Output every line exactly as written. Leave out pictures.

--- --- ---

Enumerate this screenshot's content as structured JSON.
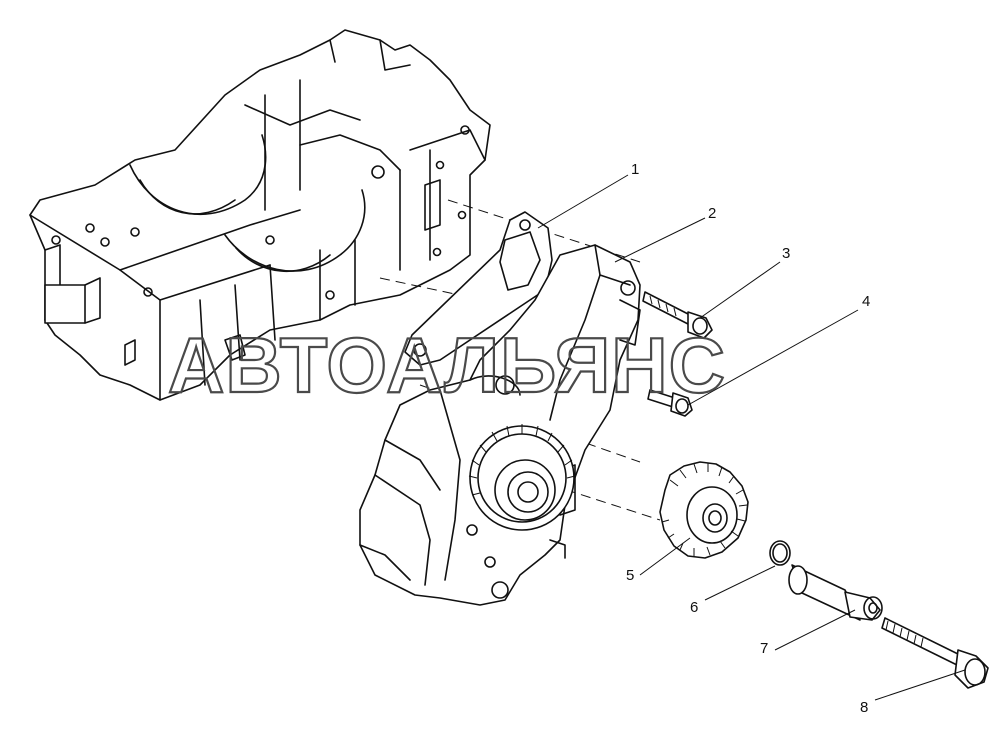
{
  "watermark": "АВТОАЛЬЯНС",
  "callouts": [
    {
      "label": "1"
    },
    {
      "label": "2"
    },
    {
      "label": "3"
    },
    {
      "label": "4"
    },
    {
      "label": "5"
    },
    {
      "label": "6"
    },
    {
      "label": "7"
    },
    {
      "label": "8"
    }
  ]
}
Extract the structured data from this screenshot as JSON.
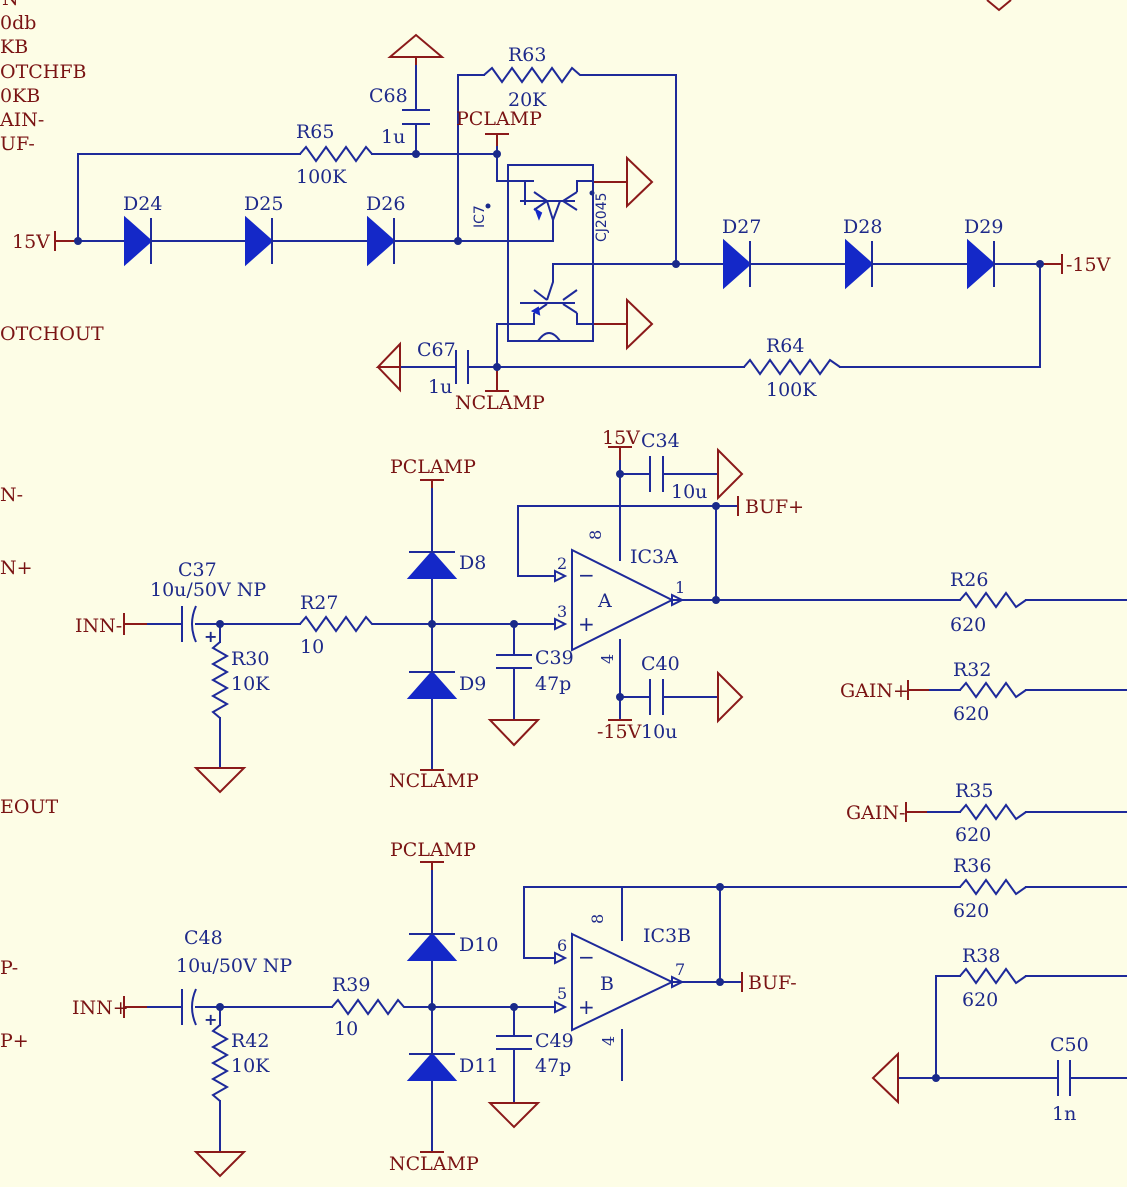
{
  "left_nets": [
    "…N",
    "…0db",
    "…KB",
    "…OTCHFB",
    "…0KB",
    "…AIN-",
    "…UF-",
    "…OTCHOUT",
    "…N-",
    "…N+",
    "…EOUT",
    "…P-",
    "…P+"
  ],
  "left_nets_visible": [
    "N",
    "0db",
    "KB",
    "OTCHFB",
    "0KB",
    "AIN-",
    "UF-",
    "OTCHOUT",
    "N-",
    "N+",
    "EOUT",
    "P-",
    "P+"
  ],
  "ports": {
    "v15": "15V",
    "vneg15": "-15V",
    "inn_minus": "INN-",
    "inn_plus": "INN+",
    "buf_plus": "BUF+",
    "buf_minus": "BUF-",
    "gain_plus": "GAIN+",
    "gain_minus": "GAIN-"
  },
  "power": {
    "pclamp": "PCLAMP",
    "nclamp": "NCLAMP",
    "v15": "15V",
    "vneg15": "-15V"
  },
  "components": {
    "r63": {
      "ref": "R63",
      "value": "20K"
    },
    "c68": {
      "ref": "C68",
      "value": "1u"
    },
    "r65": {
      "ref": "R65",
      "value": "100K"
    },
    "ic7": {
      "ref": "IC7",
      "part": "CJ2045"
    },
    "d24": "D24",
    "d25": "D25",
    "d26": "D26",
    "d27": "D27",
    "d28": "D28",
    "d29": "D29",
    "c67": {
      "ref": "C67",
      "value": "1u"
    },
    "r64": {
      "ref": "R64",
      "value": "100K"
    },
    "c34": {
      "ref": "C34",
      "value": "10u"
    },
    "c40": {
      "ref": "C40",
      "value": "10u"
    },
    "ic3a": {
      "ref": "IC3A",
      "unit": "A",
      "pin_inv": "2",
      "pin_noninv": "3",
      "pin_out": "1",
      "pin_vpos": "8",
      "pin_vneg": "4"
    },
    "ic3b": {
      "ref": "IC3B",
      "unit": "B",
      "pin_inv": "6",
      "pin_noninv": "5",
      "pin_out": "7",
      "pin_vpos": "8",
      "pin_vneg": "4"
    },
    "c37": {
      "ref": "C37",
      "value": "10u/50V NP"
    },
    "c48": {
      "ref": "C48",
      "value": "10u/50V NP"
    },
    "r27": {
      "ref": "R27",
      "value": "10"
    },
    "r39": {
      "ref": "R39",
      "value": "10"
    },
    "r30": {
      "ref": "R30",
      "value": "10K"
    },
    "r42": {
      "ref": "R42",
      "value": "10K"
    },
    "d8": "D8",
    "d9": "D9",
    "d10": "D10",
    "d11": "D11",
    "c39": {
      "ref": "C39",
      "value": "47p"
    },
    "c49": {
      "ref": "C49",
      "value": "47p"
    },
    "r26": {
      "ref": "R26",
      "value": "620"
    },
    "r32": {
      "ref": "R32",
      "value": "620"
    },
    "r35": {
      "ref": "R35",
      "value": "620"
    },
    "r36": {
      "ref": "R36",
      "value": "620"
    },
    "r38": {
      "ref": "R38",
      "value": "620"
    },
    "c50": {
      "ref": "C50",
      "value": "1n"
    }
  },
  "symbols": {
    "plus": "+",
    "minus": "−"
  },
  "colors": {
    "background": "#fdfde6",
    "wire": "#1e2a9a",
    "power": "#8b1a1a",
    "diode_fill": "#1428c8"
  }
}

--- --- ---

→ **Complete response**
Enumerate this screenshot's content as structured JSON.
{
  "watermark": "АВТОАЛЬЯНС",
  "callouts": [
    {
      "label": "1"
    },
    {
      "label": "2"
    },
    {
      "label": "3"
    },
    {
      "label": "4"
    },
    {
      "label": "5"
    },
    {
      "label": "6"
    },
    {
      "label": "7"
    },
    {
      "label": "8"
    }
  ]
}
Extract the structured data from this screenshot as JSON.
{
  "left_nets": [
    "…N",
    "…0db",
    "…KB",
    "…OTCHFB",
    "…0KB",
    "…AIN-",
    "…UF-",
    "…OTCHOUT",
    "…N-",
    "…N+",
    "…EOUT",
    "…P-",
    "…P+"
  ],
  "left_nets_visible": [
    "N",
    "0db",
    "KB",
    "OTCHFB",
    "0KB",
    "AIN-",
    "UF-",
    "OTCHOUT",
    "N-",
    "N+",
    "EOUT",
    "P-",
    "P+"
  ],
  "ports": {
    "v15": "15V",
    "vneg15": "-15V",
    "inn_minus": "INN-",
    "inn_plus": "INN+",
    "buf_plus": "BUF+",
    "buf_minus": "BUF-",
    "gain_plus": "GAIN+",
    "gain_minus": "GAIN-"
  },
  "power": {
    "pclamp": "PCLAMP",
    "nclamp": "NCLAMP",
    "v15": "15V",
    "vneg15": "-15V"
  },
  "components": {
    "r63": {
      "ref": "R63",
      "value": "20K"
    },
    "c68": {
      "ref": "C68",
      "value": "1u"
    },
    "r65": {
      "ref": "R65",
      "value": "100K"
    },
    "ic7": {
      "ref": "IC7",
      "part": "CJ2045"
    },
    "d24": "D24",
    "d25": "D25",
    "d26": "D26",
    "d27": "D27",
    "d28": "D28",
    "d29": "D29",
    "c67": {
      "ref": "C67",
      "value": "1u"
    },
    "r64": {
      "ref": "R64",
      "value": "100K"
    },
    "c34": {
      "ref": "C34",
      "value": "10u"
    },
    "c40": {
      "ref": "C40",
      "value": "10u"
    },
    "ic3a": {
      "ref": "IC3A",
      "unit": "A",
      "pin_inv": "2",
      "pin_noninv": "3",
      "pin_out": "1",
      "pin_vpos": "8",
      "pin_vneg": "4"
    },
    "ic3b": {
      "ref": "IC3B",
      "unit": "B",
      "pin_inv": "6",
      "pin_noninv": "5",
      "pin_out": "7",
      "pin_vpos": "8",
      "pin_vneg": "4"
    },
    "c37": {
      "ref": "C37",
      "value": "10u/50V NP"
    },
    "c48": {
      "ref": "C48",
      "value": "10u/50V NP"
    },
    "r27": {
      "ref": "R27",
      "value": "10"
    },
    "r39": {
      "ref": "R39",
      "value": "10"
    },
    "r30": {
      "ref": "R30",
      "value": "10K"
    },
    "r42": {
      "ref": "R42",
      "value": "10K"
    },
    "d8": "D8",
    "d9": "D9",
    "d10": "D10",
    "d11": "D11",
    "c39": {
      "ref": "C39",
      "value": "47p"
    },
    "c49": {
      "ref": "C49",
      "value": "47p"
    },
    "r26": {
      "ref": "R26",
      "value": "620"
    },
    "r32": {
      "ref": "R32",
      "value": "620"
    },
    "r35": {
      "ref": "R35",
      "value": "620"
    },
    "r36": {
      "ref": "R36",
      "value": "620"
    },
    "r38": {
      "ref": "R38",
      "value": "620"
    },
    "c50": {
      "ref": "C50",
      "value": "1n"
    }
  },
  "symbols": {
    "plus": "+",
    "minus": "−"
  },
  "colors": {
    "background": "#fdfde6",
    "wire": "#1e2a9a",
    "power": "#8b1a1a",
    "diode_fill": "#1428c8"
  }
}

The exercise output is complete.